■ **EXERCISE PROMPT**
Copy each line below exactly and leave the pictures out.

■ **TASK DATA**

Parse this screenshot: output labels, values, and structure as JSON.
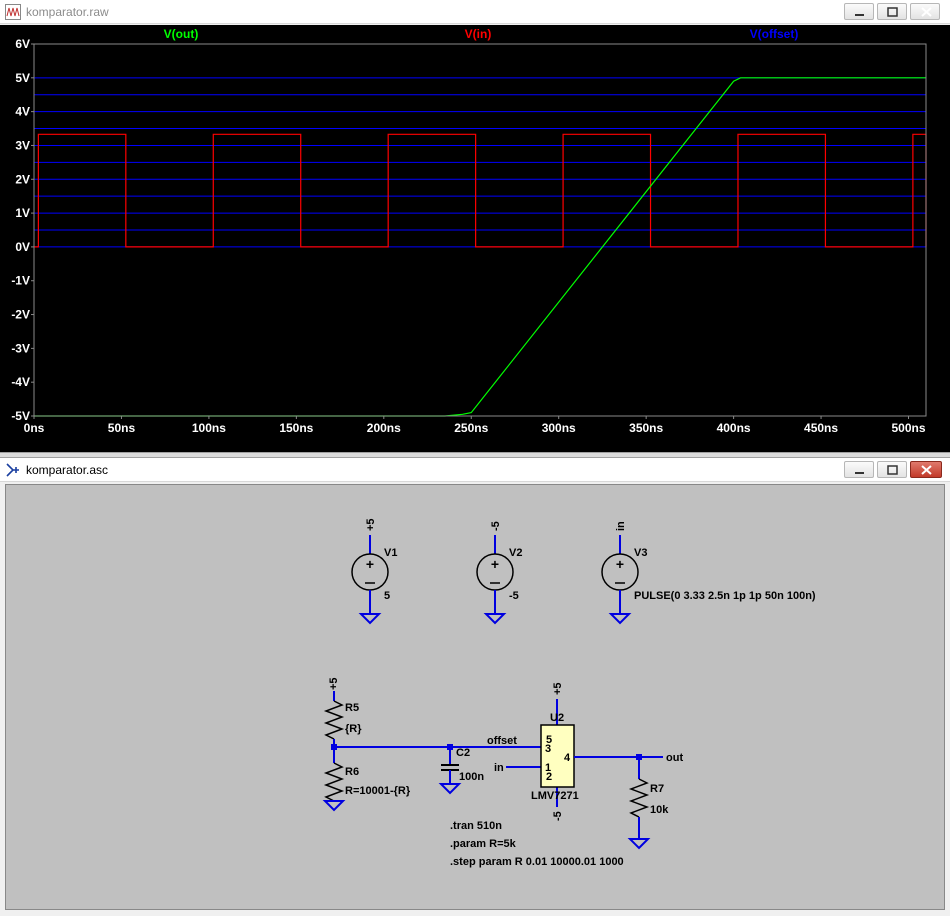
{
  "plot_window": {
    "title": "komparator.raw",
    "title_color": "#8c8c8c"
  },
  "schematic_window": {
    "title": "komparator.asc",
    "title_color": "#000000"
  },
  "chart_data": {
    "type": "line",
    "background": "#000000",
    "grid": "horizontal-only",
    "xlim": [
      0,
      510
    ],
    "ylim": [
      -5,
      6
    ],
    "x_tick_labels": [
      "0ns",
      "50ns",
      "100ns",
      "150ns",
      "200ns",
      "250ns",
      "300ns",
      "350ns",
      "400ns",
      "450ns",
      "500ns"
    ],
    "y_tick_labels": [
      "6V",
      "5V",
      "4V",
      "3V",
      "2V",
      "1V",
      "0V",
      "-1V",
      "-2V",
      "-3V",
      "-4V",
      "-5V"
    ],
    "legend": [
      {
        "label": "V(out)",
        "color": "#00ff00"
      },
      {
        "label": "V(in)",
        "color": "#ff0000"
      },
      {
        "label": "V(offset)",
        "color": "#0000ff"
      }
    ],
    "series": [
      {
        "name": "V(out)",
        "color": "#00ff00",
        "points": [
          [
            0,
            -5
          ],
          [
            235,
            -5
          ],
          [
            245,
            -4.95
          ],
          [
            250,
            -4.9
          ],
          [
            400,
            4.9
          ],
          [
            404,
            5
          ],
          [
            510,
            5
          ]
        ]
      },
      {
        "name": "V(in)",
        "color": "#ff0000",
        "pulse": {
          "v1": 0,
          "v2": 3.33,
          "delay": 2.5,
          "rise": 0,
          "fall": 0,
          "width": 50,
          "period": 100
        }
      },
      {
        "name": "V(offset)",
        "color": "#0000ff",
        "levels": [
          0,
          0.5,
          1,
          1.5,
          2,
          2.5,
          3,
          3.5,
          4,
          4.5,
          5
        ]
      }
    ]
  },
  "schematic": {
    "v1": {
      "name": "V1",
      "value": "5",
      "net": "+5"
    },
    "v2": {
      "name": "V2",
      "value": "-5",
      "net": "-5"
    },
    "v3": {
      "name": "V3",
      "value": "PULSE(0 3.33 2.5n 1p 1p 50n 100n)",
      "net": "in"
    },
    "r5": {
      "name": "R5",
      "value": "{R}",
      "net": "+5"
    },
    "r6": {
      "name": "R6",
      "value": "R=10001-{R}"
    },
    "c2": {
      "name": "C2",
      "value": "100n"
    },
    "u2": {
      "name": "U2",
      "part": "LMV7271",
      "pin_in_plus": "3",
      "pin_in_minus": "1",
      "pin_out": "4",
      "pin_vplus": "5",
      "pin_vminus": "2",
      "net_vplus": "+5",
      "net_vminus": "-5"
    },
    "r7": {
      "name": "R7",
      "value": "10k"
    },
    "nets": {
      "offset": "offset",
      "in": "in",
      "out": "out"
    },
    "directives": [
      ".tran 510n",
      ".param R=5k",
      ".step param R 0.01 10000.01 1000"
    ]
  }
}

■ **RESULT**
Parse this screenshot: output labels, values, and structure as JSON.
{
  "plot_window": {
    "title": "komparator.raw",
    "title_color": "#8c8c8c"
  },
  "schematic_window": {
    "title": "komparator.asc",
    "title_color": "#000000"
  },
  "chart_data": {
    "type": "line",
    "background": "#000000",
    "grid": "horizontal-only",
    "xlim": [
      0,
      510
    ],
    "ylim": [
      -5,
      6
    ],
    "x_tick_labels": [
      "0ns",
      "50ns",
      "100ns",
      "150ns",
      "200ns",
      "250ns",
      "300ns",
      "350ns",
      "400ns",
      "450ns",
      "500ns"
    ],
    "y_tick_labels": [
      "6V",
      "5V",
      "4V",
      "3V",
      "2V",
      "1V",
      "0V",
      "-1V",
      "-2V",
      "-3V",
      "-4V",
      "-5V"
    ],
    "legend": [
      {
        "label": "V(out)",
        "color": "#00ff00"
      },
      {
        "label": "V(in)",
        "color": "#ff0000"
      },
      {
        "label": "V(offset)",
        "color": "#0000ff"
      }
    ],
    "series": [
      {
        "name": "V(out)",
        "color": "#00ff00",
        "points": [
          [
            0,
            -5
          ],
          [
            235,
            -5
          ],
          [
            245,
            -4.95
          ],
          [
            250,
            -4.9
          ],
          [
            400,
            4.9
          ],
          [
            404,
            5
          ],
          [
            510,
            5
          ]
        ]
      },
      {
        "name": "V(in)",
        "color": "#ff0000",
        "pulse": {
          "v1": 0,
          "v2": 3.33,
          "delay": 2.5,
          "rise": 0,
          "fall": 0,
          "width": 50,
          "period": 100
        }
      },
      {
        "name": "V(offset)",
        "color": "#0000ff",
        "levels": [
          0,
          0.5,
          1,
          1.5,
          2,
          2.5,
          3,
          3.5,
          4,
          4.5,
          5
        ]
      }
    ]
  },
  "schematic": {
    "v1": {
      "name": "V1",
      "value": "5",
      "net": "+5"
    },
    "v2": {
      "name": "V2",
      "value": "-5",
      "net": "-5"
    },
    "v3": {
      "name": "V3",
      "value": "PULSE(0 3.33 2.5n 1p 1p 50n 100n)",
      "net": "in"
    },
    "r5": {
      "name": "R5",
      "value": "{R}",
      "net": "+5"
    },
    "r6": {
      "name": "R6",
      "value": "R=10001-{R}"
    },
    "c2": {
      "name": "C2",
      "value": "100n"
    },
    "u2": {
      "name": "U2",
      "part": "LMV7271",
      "pin_in_plus": "3",
      "pin_in_minus": "1",
      "pin_out": "4",
      "pin_vplus": "5",
      "pin_vminus": "2",
      "net_vplus": "+5",
      "net_vminus": "-5"
    },
    "r7": {
      "name": "R7",
      "value": "10k"
    },
    "nets": {
      "offset": "offset",
      "in": "in",
      "out": "out"
    },
    "directives": [
      ".tran 510n",
      ".param R=5k",
      ".step param R 0.01 10000.01 1000"
    ]
  }
}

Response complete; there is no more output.